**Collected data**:
-------
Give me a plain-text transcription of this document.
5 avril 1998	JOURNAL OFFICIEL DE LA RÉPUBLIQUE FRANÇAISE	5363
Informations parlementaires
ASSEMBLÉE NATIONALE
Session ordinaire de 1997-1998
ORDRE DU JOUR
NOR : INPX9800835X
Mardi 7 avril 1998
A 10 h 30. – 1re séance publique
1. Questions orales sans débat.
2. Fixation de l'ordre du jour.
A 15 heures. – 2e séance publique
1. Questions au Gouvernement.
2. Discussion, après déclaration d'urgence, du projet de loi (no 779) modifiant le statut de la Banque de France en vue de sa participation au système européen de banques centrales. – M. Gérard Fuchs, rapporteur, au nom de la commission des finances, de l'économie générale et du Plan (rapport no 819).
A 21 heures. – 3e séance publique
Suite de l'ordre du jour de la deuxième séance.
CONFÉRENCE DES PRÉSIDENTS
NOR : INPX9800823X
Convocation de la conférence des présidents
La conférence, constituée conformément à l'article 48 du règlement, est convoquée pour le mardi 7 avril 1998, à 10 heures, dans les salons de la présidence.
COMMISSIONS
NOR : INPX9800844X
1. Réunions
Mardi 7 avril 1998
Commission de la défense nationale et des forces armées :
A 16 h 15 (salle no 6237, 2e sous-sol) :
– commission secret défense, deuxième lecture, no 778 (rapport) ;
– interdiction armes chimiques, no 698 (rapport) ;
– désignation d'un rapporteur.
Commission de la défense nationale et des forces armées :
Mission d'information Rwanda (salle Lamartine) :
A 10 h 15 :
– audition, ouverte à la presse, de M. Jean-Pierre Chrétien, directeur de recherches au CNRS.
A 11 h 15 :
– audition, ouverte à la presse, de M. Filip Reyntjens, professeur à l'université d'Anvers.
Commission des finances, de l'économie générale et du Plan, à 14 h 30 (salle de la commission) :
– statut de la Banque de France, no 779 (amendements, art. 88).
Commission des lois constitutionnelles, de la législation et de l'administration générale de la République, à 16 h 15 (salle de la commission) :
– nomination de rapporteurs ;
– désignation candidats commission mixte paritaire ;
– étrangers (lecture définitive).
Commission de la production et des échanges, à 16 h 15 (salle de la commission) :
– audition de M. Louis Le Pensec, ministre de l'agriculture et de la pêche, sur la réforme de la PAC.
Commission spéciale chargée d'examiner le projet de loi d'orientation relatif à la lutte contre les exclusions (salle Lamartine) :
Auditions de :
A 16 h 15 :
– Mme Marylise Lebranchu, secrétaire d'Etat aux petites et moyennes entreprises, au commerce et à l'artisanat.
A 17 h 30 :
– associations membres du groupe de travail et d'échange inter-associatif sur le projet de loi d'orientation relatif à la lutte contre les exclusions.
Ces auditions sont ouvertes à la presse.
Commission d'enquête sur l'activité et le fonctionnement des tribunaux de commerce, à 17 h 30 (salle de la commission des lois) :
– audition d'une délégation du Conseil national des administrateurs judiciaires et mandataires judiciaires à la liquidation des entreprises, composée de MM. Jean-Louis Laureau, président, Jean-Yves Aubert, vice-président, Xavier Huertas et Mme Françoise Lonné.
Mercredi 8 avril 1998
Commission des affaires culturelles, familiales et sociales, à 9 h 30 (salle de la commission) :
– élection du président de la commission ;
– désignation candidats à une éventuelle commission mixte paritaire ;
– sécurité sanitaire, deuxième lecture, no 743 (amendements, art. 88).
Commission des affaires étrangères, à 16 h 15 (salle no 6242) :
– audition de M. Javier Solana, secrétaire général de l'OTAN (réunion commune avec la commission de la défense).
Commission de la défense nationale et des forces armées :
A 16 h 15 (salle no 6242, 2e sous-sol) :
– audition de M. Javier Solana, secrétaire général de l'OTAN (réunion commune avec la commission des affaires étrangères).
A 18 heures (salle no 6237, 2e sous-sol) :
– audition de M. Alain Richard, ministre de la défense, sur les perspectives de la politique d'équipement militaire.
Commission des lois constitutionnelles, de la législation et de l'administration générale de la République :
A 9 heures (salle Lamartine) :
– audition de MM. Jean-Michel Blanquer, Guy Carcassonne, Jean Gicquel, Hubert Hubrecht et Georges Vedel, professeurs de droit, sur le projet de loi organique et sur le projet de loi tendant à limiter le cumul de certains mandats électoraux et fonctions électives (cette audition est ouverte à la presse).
-------
**SHORT TASK**: Pull out every line holding "France" from the records above, and copy it.

**WRITTEN ANSWER**:
2. Discussion, après déclaration d'urgence, du projet de loi (no 779) modifiant le statut de la Banque de France en vue de sa participation au système européen de banques centrales. – M. Gérard Fuchs, rapporteur, au nom de la commission des finances, de l'économie générale et du Plan (rapport no 819).
– statut de la Banque de France, no 779 (amendements, art. 88).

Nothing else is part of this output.